» AIM: Find and return each line containing "체크카드".

● ● ● ●

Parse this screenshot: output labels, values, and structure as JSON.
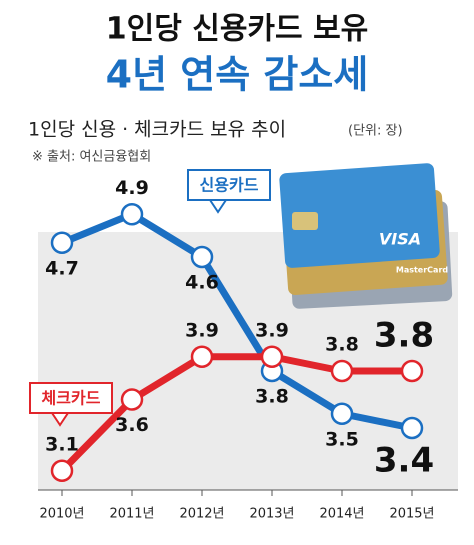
{
  "chart_data": {
    "type": "line",
    "title": "1인당 신용카드 보유",
    "subtitle": "4년 연속 감소세",
    "chart_title": "1인당 신용 · 체크카드 보유 추이",
    "unit": "(단위: 장)",
    "source": "※ 출처: 여신금융협회",
    "image_texts": [
      "VISA",
      "MasterCard"
    ],
    "categories": [
      "2010년",
      "2011년",
      "2012년",
      "2013년",
      "2014년",
      "2015년"
    ],
    "ylim": [
      3.0,
      5.0
    ],
    "series": [
      {
        "name": "신용카드",
        "color": "#1b6fc2",
        "values": [
          4.7,
          4.9,
          4.6,
          3.8,
          3.5,
          3.4
        ]
      },
      {
        "name": "체크카드",
        "color": "#e1252b",
        "values": [
          3.1,
          3.6,
          3.9,
          3.9,
          3.8,
          3.8
        ]
      }
    ]
  }
}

● ● ● ●

» REPLY:
    "chart_title": "1인당 신용 · 체크카드 보유 추이",
        "name": "체크카드",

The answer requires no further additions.